Items from a data source
|---|

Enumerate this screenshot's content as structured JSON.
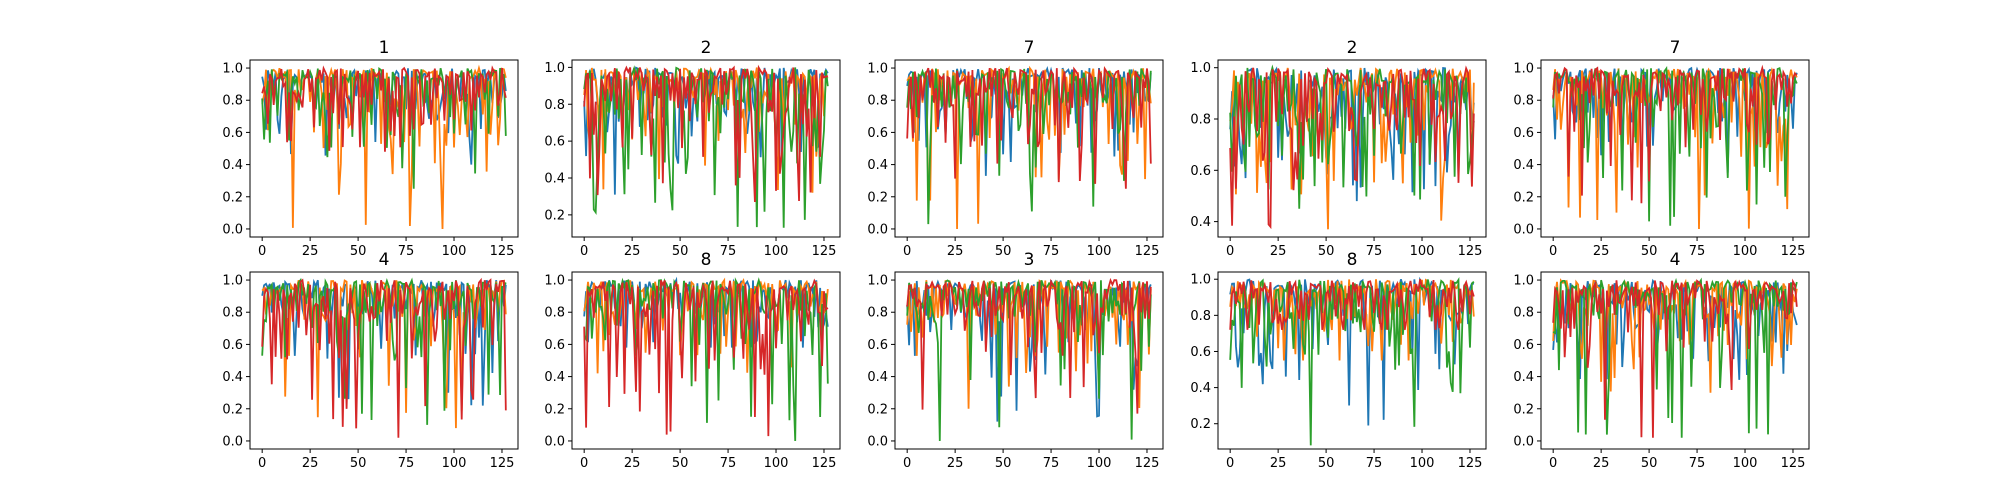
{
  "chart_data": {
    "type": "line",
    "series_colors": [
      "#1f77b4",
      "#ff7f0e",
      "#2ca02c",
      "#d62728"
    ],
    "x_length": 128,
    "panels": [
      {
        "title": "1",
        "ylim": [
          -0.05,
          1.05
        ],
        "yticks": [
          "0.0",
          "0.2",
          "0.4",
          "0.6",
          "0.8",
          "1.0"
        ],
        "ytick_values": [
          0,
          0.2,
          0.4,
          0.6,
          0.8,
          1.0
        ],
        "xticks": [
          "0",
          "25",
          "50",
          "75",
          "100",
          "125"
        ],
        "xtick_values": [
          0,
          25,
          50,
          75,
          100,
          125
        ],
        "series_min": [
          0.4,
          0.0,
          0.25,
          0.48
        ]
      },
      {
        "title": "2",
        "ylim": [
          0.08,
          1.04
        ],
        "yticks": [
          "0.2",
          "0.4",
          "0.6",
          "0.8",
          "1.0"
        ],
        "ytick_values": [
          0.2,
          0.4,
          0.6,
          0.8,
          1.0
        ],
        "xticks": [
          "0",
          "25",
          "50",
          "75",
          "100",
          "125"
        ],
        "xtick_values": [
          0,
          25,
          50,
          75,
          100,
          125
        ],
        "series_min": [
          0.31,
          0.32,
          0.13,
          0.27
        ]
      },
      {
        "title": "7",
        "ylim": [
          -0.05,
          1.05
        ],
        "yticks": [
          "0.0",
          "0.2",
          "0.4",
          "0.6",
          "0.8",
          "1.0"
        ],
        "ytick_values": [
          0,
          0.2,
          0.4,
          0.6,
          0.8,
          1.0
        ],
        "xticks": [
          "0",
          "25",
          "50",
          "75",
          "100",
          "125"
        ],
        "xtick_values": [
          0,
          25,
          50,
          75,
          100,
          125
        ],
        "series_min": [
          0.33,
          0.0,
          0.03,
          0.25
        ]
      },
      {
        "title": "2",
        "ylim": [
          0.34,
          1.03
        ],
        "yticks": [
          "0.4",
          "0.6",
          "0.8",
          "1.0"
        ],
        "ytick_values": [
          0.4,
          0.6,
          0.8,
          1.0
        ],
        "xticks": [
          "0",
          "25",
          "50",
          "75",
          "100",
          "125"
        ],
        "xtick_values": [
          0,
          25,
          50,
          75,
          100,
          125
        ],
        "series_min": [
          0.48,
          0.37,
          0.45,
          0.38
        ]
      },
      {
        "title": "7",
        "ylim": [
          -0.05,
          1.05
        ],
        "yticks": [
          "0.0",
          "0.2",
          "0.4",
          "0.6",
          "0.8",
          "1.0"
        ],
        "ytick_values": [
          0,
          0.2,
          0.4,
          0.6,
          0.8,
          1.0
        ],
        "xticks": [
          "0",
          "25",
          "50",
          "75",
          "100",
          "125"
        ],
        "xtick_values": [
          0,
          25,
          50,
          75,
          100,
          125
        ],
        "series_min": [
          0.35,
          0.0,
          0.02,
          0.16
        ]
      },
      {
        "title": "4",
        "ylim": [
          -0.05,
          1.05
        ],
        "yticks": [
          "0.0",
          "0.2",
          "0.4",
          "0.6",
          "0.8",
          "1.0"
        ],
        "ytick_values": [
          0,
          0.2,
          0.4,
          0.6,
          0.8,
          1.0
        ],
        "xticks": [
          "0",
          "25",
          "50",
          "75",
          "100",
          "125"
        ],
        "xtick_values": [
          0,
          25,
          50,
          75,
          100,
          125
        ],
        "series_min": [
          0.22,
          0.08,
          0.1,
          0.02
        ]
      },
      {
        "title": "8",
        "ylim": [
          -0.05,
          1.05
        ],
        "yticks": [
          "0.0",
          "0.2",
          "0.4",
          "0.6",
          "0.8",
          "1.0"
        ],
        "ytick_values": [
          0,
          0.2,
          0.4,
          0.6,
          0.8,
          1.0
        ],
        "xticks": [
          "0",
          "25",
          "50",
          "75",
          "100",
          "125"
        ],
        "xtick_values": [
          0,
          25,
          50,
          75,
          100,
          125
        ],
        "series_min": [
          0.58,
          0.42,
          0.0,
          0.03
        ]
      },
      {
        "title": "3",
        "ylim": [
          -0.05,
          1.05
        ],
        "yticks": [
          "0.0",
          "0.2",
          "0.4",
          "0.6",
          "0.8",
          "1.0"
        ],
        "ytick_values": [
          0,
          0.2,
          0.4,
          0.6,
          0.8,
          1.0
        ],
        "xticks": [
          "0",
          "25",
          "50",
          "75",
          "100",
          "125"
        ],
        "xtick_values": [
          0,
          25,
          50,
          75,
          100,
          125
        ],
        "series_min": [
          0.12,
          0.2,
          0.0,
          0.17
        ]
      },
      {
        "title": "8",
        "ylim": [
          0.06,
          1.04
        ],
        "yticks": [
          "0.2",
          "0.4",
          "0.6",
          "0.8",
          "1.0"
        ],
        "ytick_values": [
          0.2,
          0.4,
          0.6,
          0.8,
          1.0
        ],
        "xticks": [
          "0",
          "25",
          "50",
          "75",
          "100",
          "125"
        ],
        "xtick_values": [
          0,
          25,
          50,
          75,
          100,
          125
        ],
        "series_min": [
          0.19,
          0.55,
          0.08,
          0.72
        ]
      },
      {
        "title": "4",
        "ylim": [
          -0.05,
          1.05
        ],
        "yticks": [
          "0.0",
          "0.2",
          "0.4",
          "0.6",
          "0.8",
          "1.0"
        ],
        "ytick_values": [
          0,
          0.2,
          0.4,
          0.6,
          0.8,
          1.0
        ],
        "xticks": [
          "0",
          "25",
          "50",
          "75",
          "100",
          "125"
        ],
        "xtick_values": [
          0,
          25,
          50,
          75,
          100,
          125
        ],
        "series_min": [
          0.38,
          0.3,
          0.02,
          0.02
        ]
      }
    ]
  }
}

|---|

### Your instructions
Write out all the entries exactly, except for the pictures.

### Solution to this exercise
Enumerate this screenshot's content as structured JSON.
{
  "chart_data": {
    "type": "line",
    "series_colors": [
      "#1f77b4",
      "#ff7f0e",
      "#2ca02c",
      "#d62728"
    ],
    "x_length": 128,
    "panels": [
      {
        "title": "1",
        "ylim": [
          -0.05,
          1.05
        ],
        "yticks": [
          "0.0",
          "0.2",
          "0.4",
          "0.6",
          "0.8",
          "1.0"
        ],
        "ytick_values": [
          0,
          0.2,
          0.4,
          0.6,
          0.8,
          1.0
        ],
        "xticks": [
          "0",
          "25",
          "50",
          "75",
          "100",
          "125"
        ],
        "xtick_values": [
          0,
          25,
          50,
          75,
          100,
          125
        ],
        "series_min": [
          0.4,
          0.0,
          0.25,
          0.48
        ]
      },
      {
        "title": "2",
        "ylim": [
          0.08,
          1.04
        ],
        "yticks": [
          "0.2",
          "0.4",
          "0.6",
          "0.8",
          "1.0"
        ],
        "ytick_values": [
          0.2,
          0.4,
          0.6,
          0.8,
          1.0
        ],
        "xticks": [
          "0",
          "25",
          "50",
          "75",
          "100",
          "125"
        ],
        "xtick_values": [
          0,
          25,
          50,
          75,
          100,
          125
        ],
        "series_min": [
          0.31,
          0.32,
          0.13,
          0.27
        ]
      },
      {
        "title": "7",
        "ylim": [
          -0.05,
          1.05
        ],
        "yticks": [
          "0.0",
          "0.2",
          "0.4",
          "0.6",
          "0.8",
          "1.0"
        ],
        "ytick_values": [
          0,
          0.2,
          0.4,
          0.6,
          0.8,
          1.0
        ],
        "xticks": [
          "0",
          "25",
          "50",
          "75",
          "100",
          "125"
        ],
        "xtick_values": [
          0,
          25,
          50,
          75,
          100,
          125
        ],
        "series_min": [
          0.33,
          0.0,
          0.03,
          0.25
        ]
      },
      {
        "title": "2",
        "ylim": [
          0.34,
          1.03
        ],
        "yticks": [
          "0.4",
          "0.6",
          "0.8",
          "1.0"
        ],
        "ytick_values": [
          0.4,
          0.6,
          0.8,
          1.0
        ],
        "xticks": [
          "0",
          "25",
          "50",
          "75",
          "100",
          "125"
        ],
        "xtick_values": [
          0,
          25,
          50,
          75,
          100,
          125
        ],
        "series_min": [
          0.48,
          0.37,
          0.45,
          0.38
        ]
      },
      {
        "title": "7",
        "ylim": [
          -0.05,
          1.05
        ],
        "yticks": [
          "0.0",
          "0.2",
          "0.4",
          "0.6",
          "0.8",
          "1.0"
        ],
        "ytick_values": [
          0,
          0.2,
          0.4,
          0.6,
          0.8,
          1.0
        ],
        "xticks": [
          "0",
          "25",
          "50",
          "75",
          "100",
          "125"
        ],
        "xtick_values": [
          0,
          25,
          50,
          75,
          100,
          125
        ],
        "series_min": [
          0.35,
          0.0,
          0.02,
          0.16
        ]
      },
      {
        "title": "4",
        "ylim": [
          -0.05,
          1.05
        ],
        "yticks": [
          "0.0",
          "0.2",
          "0.4",
          "0.6",
          "0.8",
          "1.0"
        ],
        "ytick_values": [
          0,
          0.2,
          0.4,
          0.6,
          0.8,
          1.0
        ],
        "xticks": [
          "0",
          "25",
          "50",
          "75",
          "100",
          "125"
        ],
        "xtick_values": [
          0,
          25,
          50,
          75,
          100,
          125
        ],
        "series_min": [
          0.22,
          0.08,
          0.1,
          0.02
        ]
      },
      {
        "title": "8",
        "ylim": [
          -0.05,
          1.05
        ],
        "yticks": [
          "0.0",
          "0.2",
          "0.4",
          "0.6",
          "0.8",
          "1.0"
        ],
        "ytick_values": [
          0,
          0.2,
          0.4,
          0.6,
          0.8,
          1.0
        ],
        "xticks": [
          "0",
          "25",
          "50",
          "75",
          "100",
          "125"
        ],
        "xtick_values": [
          0,
          25,
          50,
          75,
          100,
          125
        ],
        "series_min": [
          0.58,
          0.42,
          0.0,
          0.03
        ]
      },
      {
        "title": "3",
        "ylim": [
          -0.05,
          1.05
        ],
        "yticks": [
          "0.0",
          "0.2",
          "0.4",
          "0.6",
          "0.8",
          "1.0"
        ],
        "ytick_values": [
          0,
          0.2,
          0.4,
          0.6,
          0.8,
          1.0
        ],
        "xticks": [
          "0",
          "25",
          "50",
          "75",
          "100",
          "125"
        ],
        "xtick_values": [
          0,
          25,
          50,
          75,
          100,
          125
        ],
        "series_min": [
          0.12,
          0.2,
          0.0,
          0.17
        ]
      },
      {
        "title": "8",
        "ylim": [
          0.06,
          1.04
        ],
        "yticks": [
          "0.2",
          "0.4",
          "0.6",
          "0.8",
          "1.0"
        ],
        "ytick_values": [
          0.2,
          0.4,
          0.6,
          0.8,
          1.0
        ],
        "xticks": [
          "0",
          "25",
          "50",
          "75",
          "100",
          "125"
        ],
        "xtick_values": [
          0,
          25,
          50,
          75,
          100,
          125
        ],
        "series_min": [
          0.19,
          0.55,
          0.08,
          0.72
        ]
      },
      {
        "title": "4",
        "ylim": [
          -0.05,
          1.05
        ],
        "yticks": [
          "0.0",
          "0.2",
          "0.4",
          "0.6",
          "0.8",
          "1.0"
        ],
        "ytick_values": [
          0,
          0.2,
          0.4,
          0.6,
          0.8,
          1.0
        ],
        "xticks": [
          "0",
          "25",
          "50",
          "75",
          "100",
          "125"
        ],
        "xtick_values": [
          0,
          25,
          50,
          75,
          100,
          125
        ],
        "series_min": [
          0.38,
          0.3,
          0.02,
          0.02
        ]
      }
    ]
  }
}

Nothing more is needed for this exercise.